##### SOURCE MATERIAL #####

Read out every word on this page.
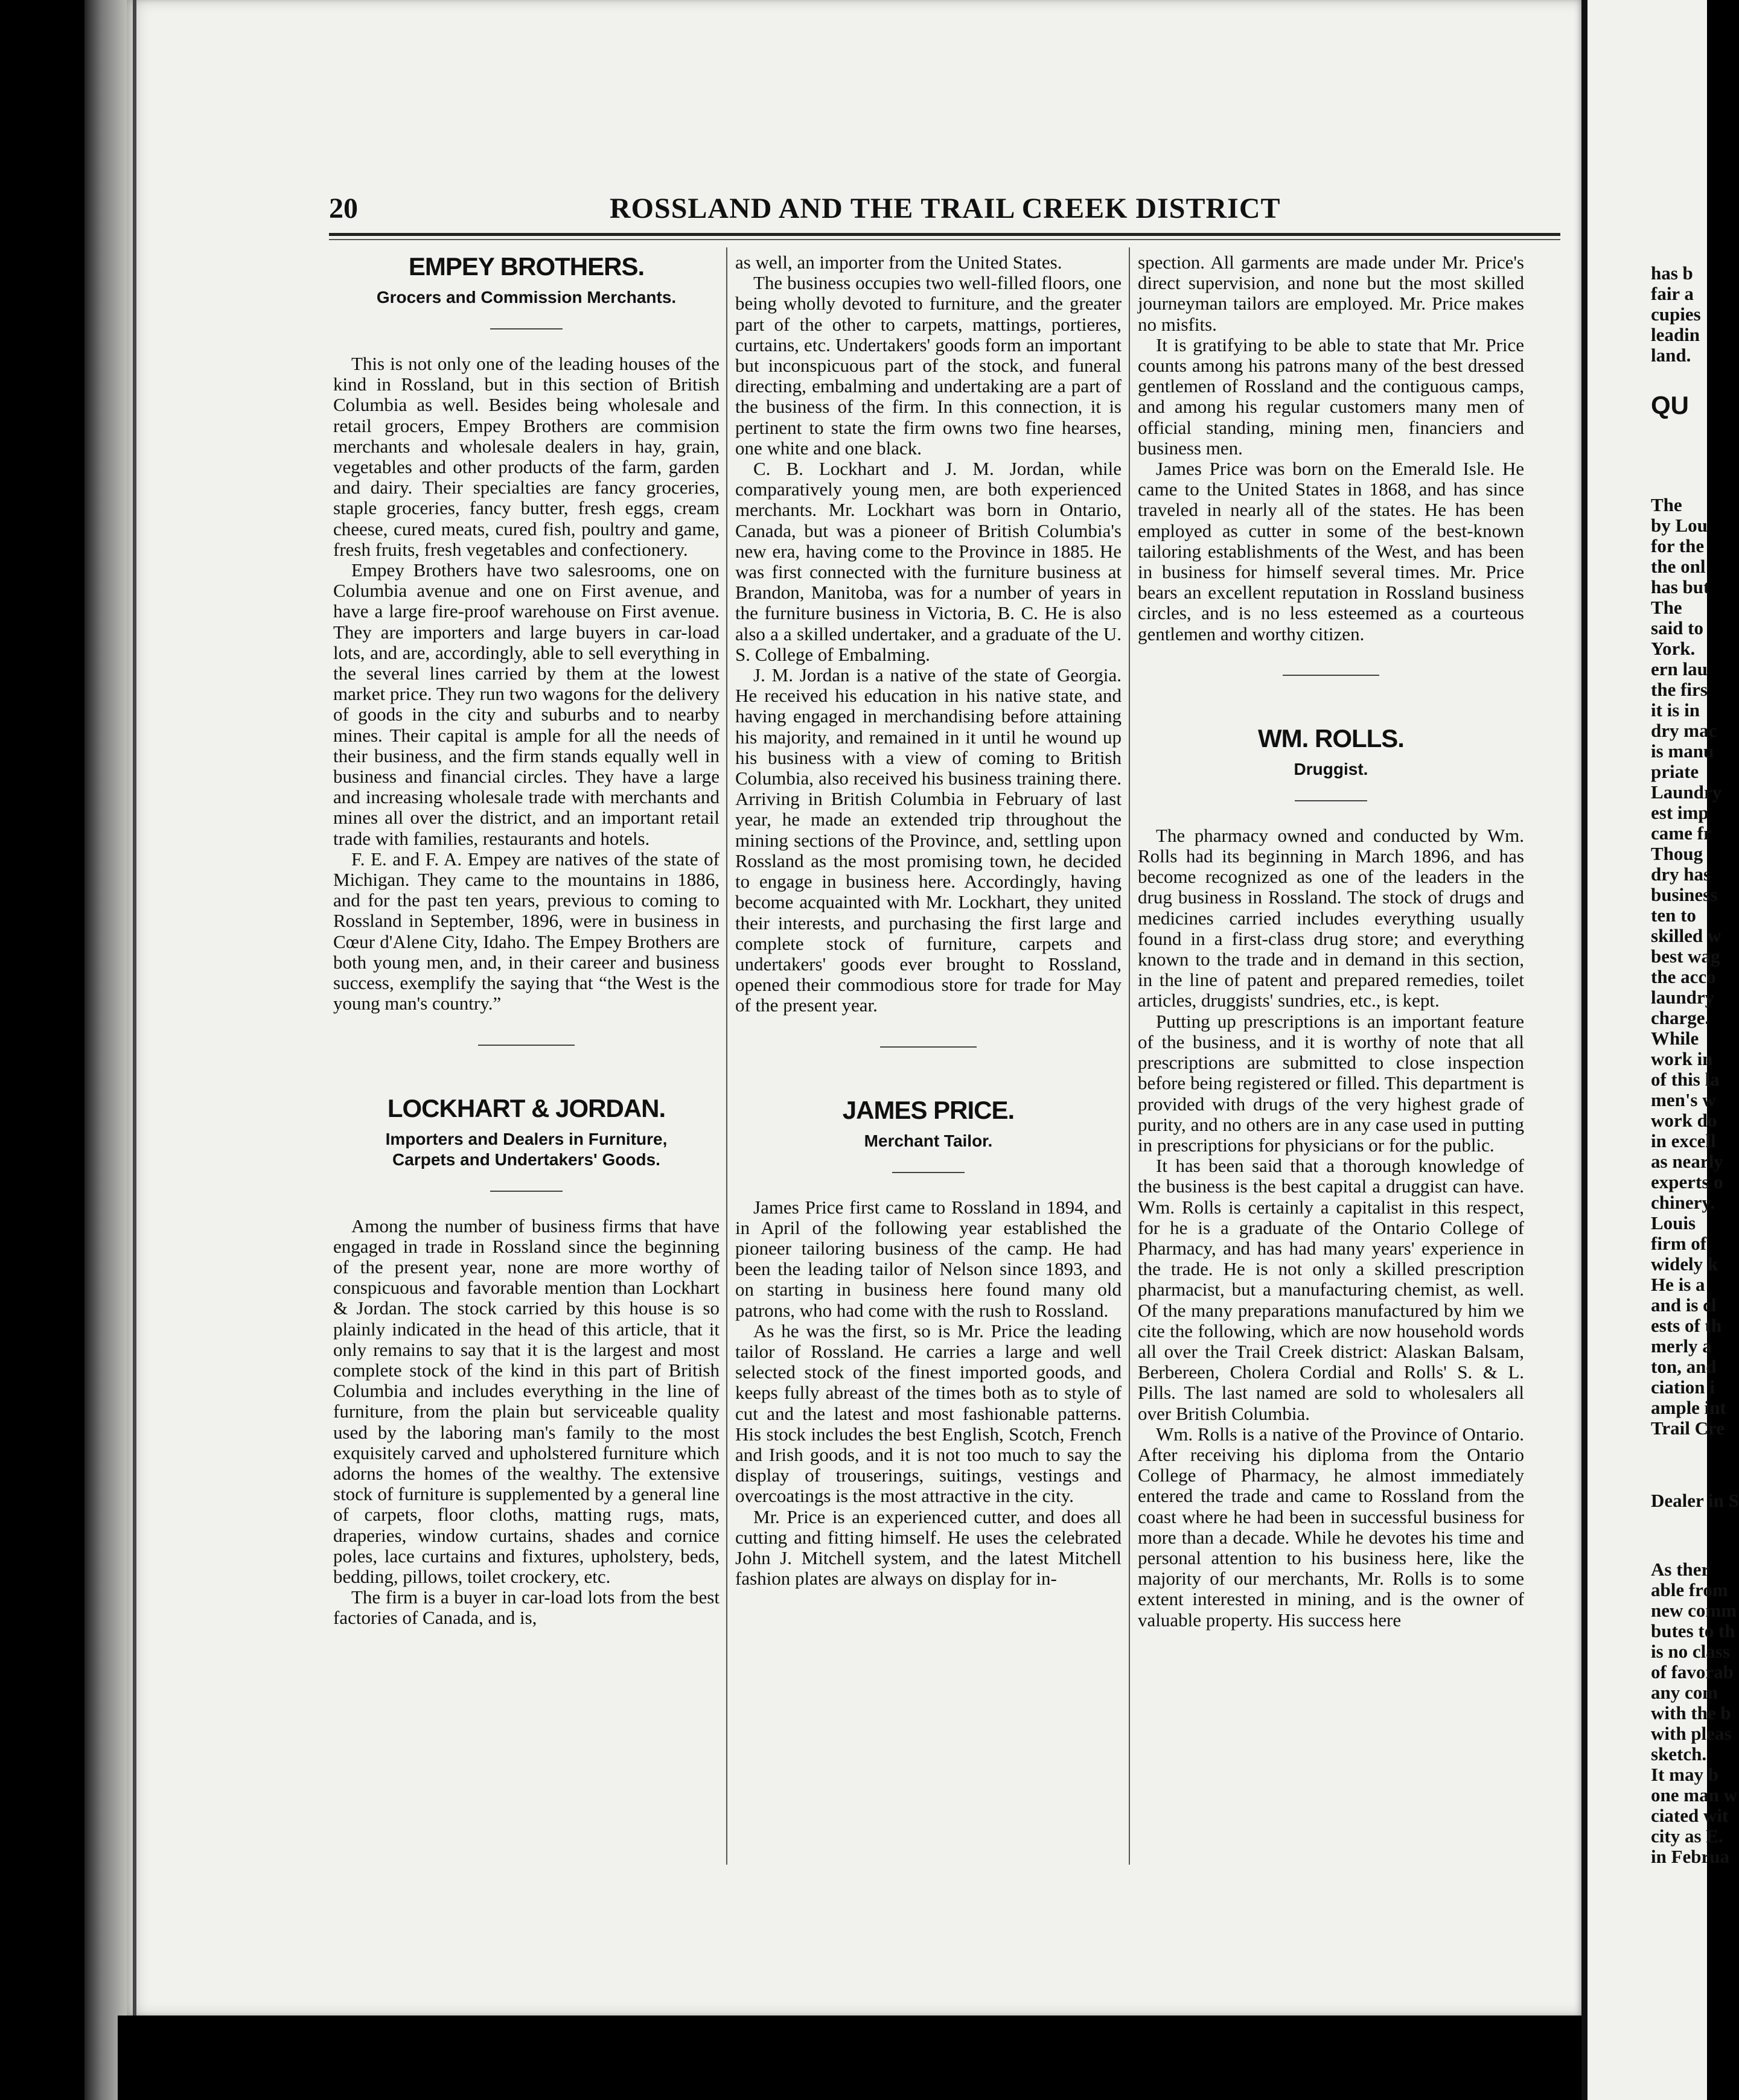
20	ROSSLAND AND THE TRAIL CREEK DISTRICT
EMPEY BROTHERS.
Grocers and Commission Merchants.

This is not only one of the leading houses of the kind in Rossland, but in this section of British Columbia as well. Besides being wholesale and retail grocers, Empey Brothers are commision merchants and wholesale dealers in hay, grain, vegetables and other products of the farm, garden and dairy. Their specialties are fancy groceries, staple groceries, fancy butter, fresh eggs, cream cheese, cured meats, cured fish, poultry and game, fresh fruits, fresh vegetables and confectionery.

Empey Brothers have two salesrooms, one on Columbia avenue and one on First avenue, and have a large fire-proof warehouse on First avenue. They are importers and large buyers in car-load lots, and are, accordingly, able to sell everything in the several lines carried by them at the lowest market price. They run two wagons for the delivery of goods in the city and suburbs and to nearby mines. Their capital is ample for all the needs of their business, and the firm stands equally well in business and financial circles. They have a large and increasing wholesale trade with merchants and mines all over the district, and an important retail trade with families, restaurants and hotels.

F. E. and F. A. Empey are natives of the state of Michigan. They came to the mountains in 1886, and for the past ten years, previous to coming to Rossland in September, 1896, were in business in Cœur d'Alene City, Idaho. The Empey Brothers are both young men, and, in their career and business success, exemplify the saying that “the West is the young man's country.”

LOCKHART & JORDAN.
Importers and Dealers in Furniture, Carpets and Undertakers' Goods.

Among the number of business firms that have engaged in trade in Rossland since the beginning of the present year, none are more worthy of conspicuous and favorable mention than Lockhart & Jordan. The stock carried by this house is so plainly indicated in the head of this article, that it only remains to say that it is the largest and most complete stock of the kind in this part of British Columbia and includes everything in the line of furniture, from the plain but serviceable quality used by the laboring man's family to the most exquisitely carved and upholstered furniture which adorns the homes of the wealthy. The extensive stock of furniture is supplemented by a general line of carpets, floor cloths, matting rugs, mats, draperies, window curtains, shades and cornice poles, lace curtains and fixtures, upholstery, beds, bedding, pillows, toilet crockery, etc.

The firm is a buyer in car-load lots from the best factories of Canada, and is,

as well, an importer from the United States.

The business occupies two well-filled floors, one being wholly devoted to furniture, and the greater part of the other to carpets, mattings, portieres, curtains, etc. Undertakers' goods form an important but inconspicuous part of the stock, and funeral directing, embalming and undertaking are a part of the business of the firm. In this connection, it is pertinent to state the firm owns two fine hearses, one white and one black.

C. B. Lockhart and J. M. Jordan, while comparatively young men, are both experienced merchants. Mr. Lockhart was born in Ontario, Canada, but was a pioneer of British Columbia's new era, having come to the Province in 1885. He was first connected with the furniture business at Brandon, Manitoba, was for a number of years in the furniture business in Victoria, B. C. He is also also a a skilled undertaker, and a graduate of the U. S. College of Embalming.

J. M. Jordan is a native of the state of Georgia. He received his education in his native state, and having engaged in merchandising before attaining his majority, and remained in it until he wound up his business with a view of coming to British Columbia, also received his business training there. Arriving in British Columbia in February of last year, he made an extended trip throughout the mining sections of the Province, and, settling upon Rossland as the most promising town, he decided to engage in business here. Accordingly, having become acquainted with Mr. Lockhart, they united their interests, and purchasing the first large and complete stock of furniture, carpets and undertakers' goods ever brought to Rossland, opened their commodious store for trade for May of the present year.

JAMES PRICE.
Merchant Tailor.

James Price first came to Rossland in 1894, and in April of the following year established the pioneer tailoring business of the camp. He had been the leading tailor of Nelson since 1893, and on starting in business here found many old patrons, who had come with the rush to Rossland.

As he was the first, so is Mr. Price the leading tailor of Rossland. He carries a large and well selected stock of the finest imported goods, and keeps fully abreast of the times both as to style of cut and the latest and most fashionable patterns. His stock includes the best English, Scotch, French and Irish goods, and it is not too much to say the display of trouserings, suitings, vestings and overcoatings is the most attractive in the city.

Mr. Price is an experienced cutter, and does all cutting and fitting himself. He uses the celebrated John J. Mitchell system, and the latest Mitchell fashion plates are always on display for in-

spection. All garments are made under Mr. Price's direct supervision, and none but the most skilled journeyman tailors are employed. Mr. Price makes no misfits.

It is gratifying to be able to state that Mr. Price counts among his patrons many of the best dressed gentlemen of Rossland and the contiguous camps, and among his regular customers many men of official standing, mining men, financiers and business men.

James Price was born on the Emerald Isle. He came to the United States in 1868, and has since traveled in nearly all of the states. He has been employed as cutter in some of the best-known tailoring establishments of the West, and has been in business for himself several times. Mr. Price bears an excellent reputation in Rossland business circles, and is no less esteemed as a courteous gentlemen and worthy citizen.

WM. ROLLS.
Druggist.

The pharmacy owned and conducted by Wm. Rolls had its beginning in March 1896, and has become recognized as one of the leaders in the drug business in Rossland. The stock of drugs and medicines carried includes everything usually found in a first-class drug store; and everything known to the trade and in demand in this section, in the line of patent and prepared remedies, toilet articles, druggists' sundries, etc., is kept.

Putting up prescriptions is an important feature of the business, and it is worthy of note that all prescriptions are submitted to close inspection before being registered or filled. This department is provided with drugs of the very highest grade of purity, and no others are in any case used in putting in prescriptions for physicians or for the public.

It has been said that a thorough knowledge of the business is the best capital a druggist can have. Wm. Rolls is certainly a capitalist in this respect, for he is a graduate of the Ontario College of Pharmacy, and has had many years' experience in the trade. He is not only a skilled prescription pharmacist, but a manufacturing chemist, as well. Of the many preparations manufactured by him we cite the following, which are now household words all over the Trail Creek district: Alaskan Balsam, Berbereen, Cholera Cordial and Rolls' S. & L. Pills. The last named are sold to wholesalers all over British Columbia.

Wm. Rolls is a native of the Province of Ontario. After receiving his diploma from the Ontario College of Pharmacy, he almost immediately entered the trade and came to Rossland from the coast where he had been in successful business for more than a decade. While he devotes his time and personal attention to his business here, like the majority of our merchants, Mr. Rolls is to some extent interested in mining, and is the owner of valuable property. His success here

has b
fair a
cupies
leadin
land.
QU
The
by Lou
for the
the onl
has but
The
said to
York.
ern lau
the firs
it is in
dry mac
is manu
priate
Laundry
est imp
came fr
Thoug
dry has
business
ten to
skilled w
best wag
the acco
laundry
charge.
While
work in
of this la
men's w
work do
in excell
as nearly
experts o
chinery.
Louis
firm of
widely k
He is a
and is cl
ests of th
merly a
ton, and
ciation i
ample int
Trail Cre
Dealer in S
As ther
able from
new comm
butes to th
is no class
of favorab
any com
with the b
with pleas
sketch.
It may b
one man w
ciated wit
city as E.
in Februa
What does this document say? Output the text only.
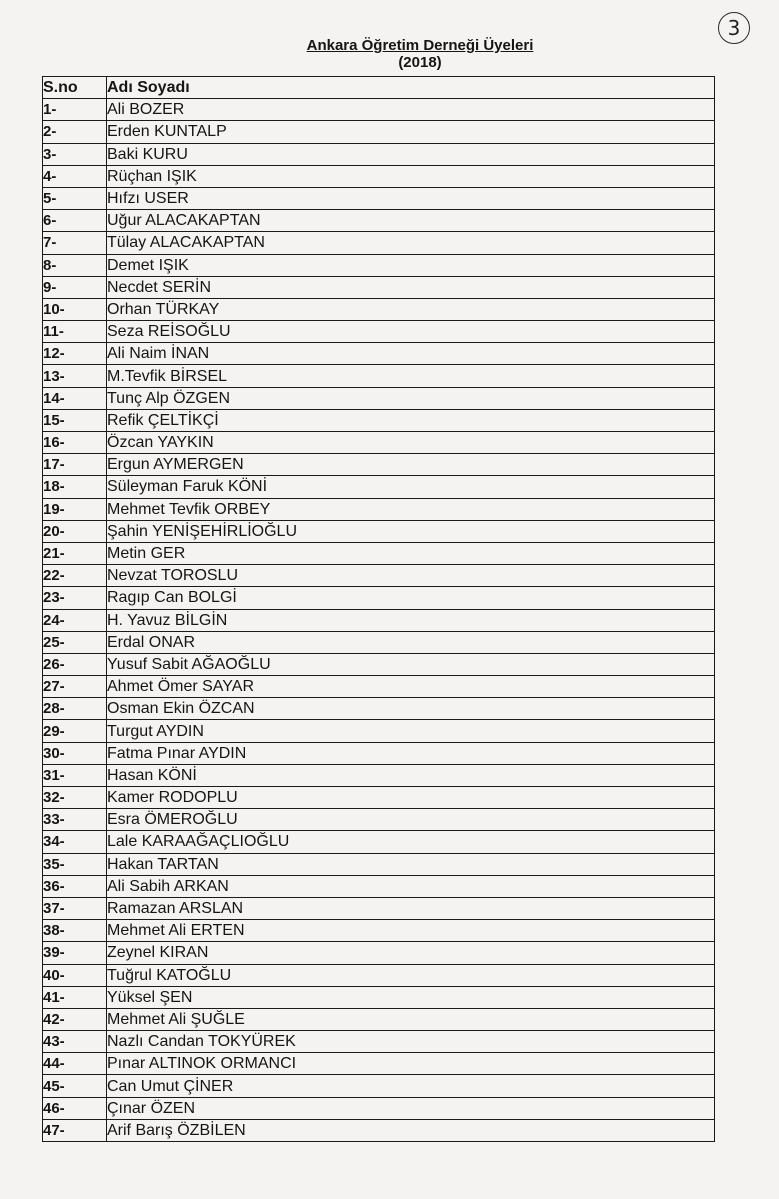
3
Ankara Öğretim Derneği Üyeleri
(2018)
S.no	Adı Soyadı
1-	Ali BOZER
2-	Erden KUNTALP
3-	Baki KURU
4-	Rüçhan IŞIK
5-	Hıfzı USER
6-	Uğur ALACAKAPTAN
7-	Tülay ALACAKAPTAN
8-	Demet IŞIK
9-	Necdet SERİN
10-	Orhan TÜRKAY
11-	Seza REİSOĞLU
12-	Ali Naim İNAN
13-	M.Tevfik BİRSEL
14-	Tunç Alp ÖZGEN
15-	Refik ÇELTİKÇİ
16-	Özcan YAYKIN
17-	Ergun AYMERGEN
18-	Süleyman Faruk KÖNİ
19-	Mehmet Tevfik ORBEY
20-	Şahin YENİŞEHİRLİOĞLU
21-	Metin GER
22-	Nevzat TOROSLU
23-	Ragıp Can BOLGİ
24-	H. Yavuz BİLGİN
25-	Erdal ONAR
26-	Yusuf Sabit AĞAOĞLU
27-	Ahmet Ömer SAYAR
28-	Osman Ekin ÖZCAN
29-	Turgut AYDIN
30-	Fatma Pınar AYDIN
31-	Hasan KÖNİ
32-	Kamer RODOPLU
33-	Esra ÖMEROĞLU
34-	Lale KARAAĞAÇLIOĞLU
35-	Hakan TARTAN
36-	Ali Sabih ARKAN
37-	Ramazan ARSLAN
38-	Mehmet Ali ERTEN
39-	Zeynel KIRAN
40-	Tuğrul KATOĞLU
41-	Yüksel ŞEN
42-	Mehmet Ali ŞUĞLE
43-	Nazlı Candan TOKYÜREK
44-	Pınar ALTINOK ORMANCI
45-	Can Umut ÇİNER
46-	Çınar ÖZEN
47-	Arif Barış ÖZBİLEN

#####

== SET PROBLEM ==
Single out each line of the records above with the string "Tevfik" in it, and copy it.

== EXPECTED OUTPUT ==
13-	M.Tevfik BİRSEL
19-	Mehmet Tevfik ORBEY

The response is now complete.